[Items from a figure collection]
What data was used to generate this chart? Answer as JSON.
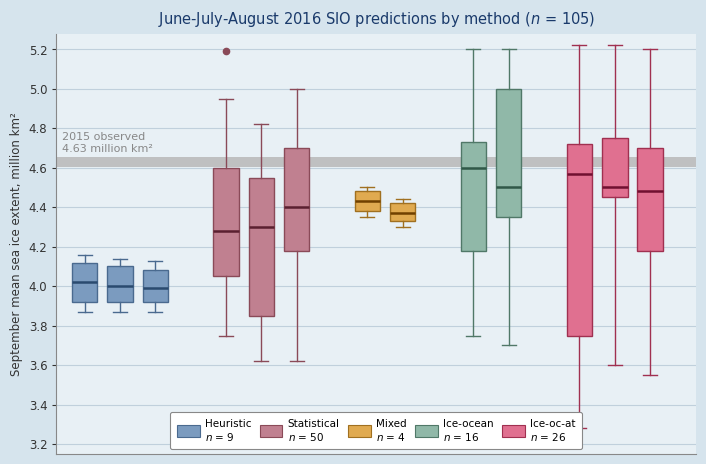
{
  "title_text": "June-July-August 2016 SIO predictions by method ($n$ = 105)",
  "ylabel": "September mean sea ice extent, million km²",
  "observed_line": 4.63,
  "observed_label": "2015 observed\n4.63 million km²",
  "ylim": [
    3.15,
    5.28
  ],
  "yticks": [
    3.2,
    3.4,
    3.6,
    3.8,
    4.0,
    4.2,
    4.4,
    4.6,
    4.8,
    5.0,
    5.2
  ],
  "background_color": "#d6e4ed",
  "plot_background": "#e8f0f5",
  "grid_color": "#c0d0dc",
  "colors": {
    "Heuristic": {
      "face": "#7b9bbf",
      "edge": "#4a6a8f",
      "median": "#2a4a6f"
    },
    "Statistical": {
      "face": "#c08090",
      "edge": "#8a4a58",
      "median": "#5a2030"
    },
    "Mixed": {
      "face": "#e0aa50",
      "edge": "#a07020",
      "median": "#704000"
    },
    "Ice-ocean": {
      "face": "#90b8a8",
      "edge": "#507868",
      "median": "#305848"
    },
    "Ice-oc-at": {
      "face": "#e07090",
      "edge": "#a03050",
      "median": "#701030"
    }
  },
  "legend_labels": [
    "Heuristic",
    "Statistical",
    "Mixed",
    "Ice-ocean",
    "Ice-oc-at"
  ],
  "legend_n": [
    9,
    50,
    4,
    16,
    26
  ],
  "boxes": {
    "Heuristic": [
      {
        "x": 1.0,
        "whislo": 3.87,
        "q1": 3.92,
        "med": 4.02,
        "q3": 4.12,
        "whishi": 4.16,
        "fliers": []
      },
      {
        "x": 2.0,
        "whislo": 3.87,
        "q1": 3.92,
        "med": 4.0,
        "q3": 4.1,
        "whishi": 4.14,
        "fliers": []
      },
      {
        "x": 3.0,
        "whislo": 3.87,
        "q1": 3.92,
        "med": 3.99,
        "q3": 4.08,
        "whishi": 4.13,
        "fliers": []
      }
    ],
    "Statistical": [
      {
        "x": 5.0,
        "whislo": 3.75,
        "q1": 4.05,
        "med": 4.28,
        "q3": 4.6,
        "whishi": 4.95,
        "fliers": [
          5.19
        ]
      },
      {
        "x": 6.0,
        "whislo": 3.62,
        "q1": 3.85,
        "med": 4.3,
        "q3": 4.55,
        "whishi": 4.82,
        "fliers": []
      },
      {
        "x": 7.0,
        "whislo": 3.62,
        "q1": 4.18,
        "med": 4.4,
        "q3": 4.7,
        "whishi": 5.0,
        "fliers": []
      }
    ],
    "Mixed": [
      {
        "x": 9.0,
        "whislo": 4.35,
        "q1": 4.38,
        "med": 4.43,
        "q3": 4.48,
        "whishi": 4.5,
        "fliers": []
      },
      {
        "x": 10.0,
        "whislo": 4.3,
        "q1": 4.33,
        "med": 4.37,
        "q3": 4.42,
        "whishi": 4.44,
        "fliers": []
      }
    ],
    "Ice-ocean": [
      {
        "x": 12.0,
        "whislo": 3.75,
        "q1": 4.18,
        "med": 4.6,
        "q3": 4.73,
        "whishi": 5.2,
        "fliers": []
      },
      {
        "x": 13.0,
        "whislo": 3.7,
        "q1": 4.35,
        "med": 4.5,
        "q3": 5.0,
        "whishi": 5.2,
        "fliers": []
      }
    ],
    "Ice-oc-at": [
      {
        "x": 15.0,
        "whislo": 3.28,
        "q1": 3.75,
        "med": 4.57,
        "q3": 4.72,
        "whishi": 5.22,
        "fliers": []
      },
      {
        "x": 16.0,
        "whislo": 3.6,
        "q1": 4.45,
        "med": 4.5,
        "q3": 4.75,
        "whishi": 5.22,
        "fliers": []
      },
      {
        "x": 17.0,
        "whislo": 3.55,
        "q1": 4.18,
        "med": 4.48,
        "q3": 4.7,
        "whishi": 5.2,
        "fliers": []
      }
    ]
  },
  "xlim": [
    0.2,
    18.3
  ],
  "box_width": 0.72
}
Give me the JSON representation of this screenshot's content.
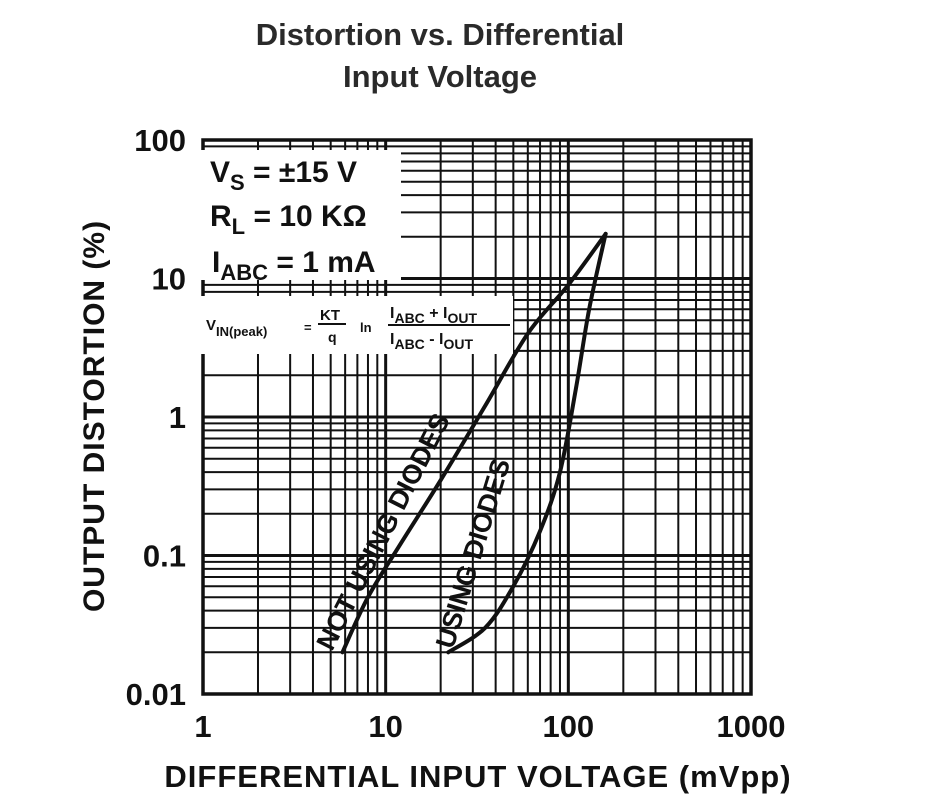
{
  "chart_data": {
    "type": "line",
    "title": [
      "Distortion vs. Differential",
      "Input Voltage"
    ],
    "xlabel": "DIFFERENTIAL INPUT VOLTAGE (mVpp)",
    "ylabel": "OUTPUT DISTORTION (%)",
    "x_scale": "log",
    "y_scale": "log",
    "xlim": [
      1,
      1000
    ],
    "ylim": [
      0.01,
      100
    ],
    "grid": true,
    "x_tick_labels": [
      "1",
      "10",
      "100",
      "1000"
    ],
    "x_tick_values": [
      1,
      10,
      100,
      1000
    ],
    "y_tick_labels": [
      "0.01",
      "0.1",
      "1",
      "10",
      "100"
    ],
    "y_tick_values": [
      0.01,
      0.1,
      1,
      10,
      100
    ],
    "annotation": {
      "vs_label": "V",
      "vs_sub": "S",
      "vs_value": " = ±15 V",
      "rl_label": "R",
      "rl_sub": "L",
      "rl_value": " = 10 KΩ",
      "iabc_label": "I",
      "iabc_sub": "ABC",
      "iabc_value": " = 1 mA",
      "formula_lhs": "V",
      "formula_lhs_sub": "IN(peak)",
      "formula_eq": "=",
      "formula_kt": "KT",
      "formula_q": "q",
      "formula_ln": "ln",
      "formula_num": "I",
      "formula_num_sub1": "ABC",
      "formula_num_op": " + I",
      "formula_num_sub2": "OUT",
      "formula_den": "I",
      "formula_den_sub1": "ABC",
      "formula_den_op": " - I",
      "formula_den_sub2": "OUT"
    },
    "series": [
      {
        "name": "NOT USING DIODES",
        "x": [
          5.8,
          8,
          12,
          20,
          35,
          60,
          100,
          160
        ],
        "y": [
          0.02,
          0.05,
          0.12,
          0.35,
          1.2,
          4,
          9,
          21
        ]
      },
      {
        "name": "USING DIODES",
        "x": [
          22,
          35,
          50,
          70,
          90,
          110,
          130,
          160
        ],
        "y": [
          0.02,
          0.03,
          0.06,
          0.15,
          0.4,
          1.6,
          6,
          21
        ]
      }
    ]
  }
}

SET TASK:
Copy each line of the records that contains the word "face".

SOLUTION TO THIS TASK:
      "face": "#7b9bbf",
      "face": "#c08090",
      "face": "#e0aa50",
      "face": "#90b8a8",
      "face": "#e07090",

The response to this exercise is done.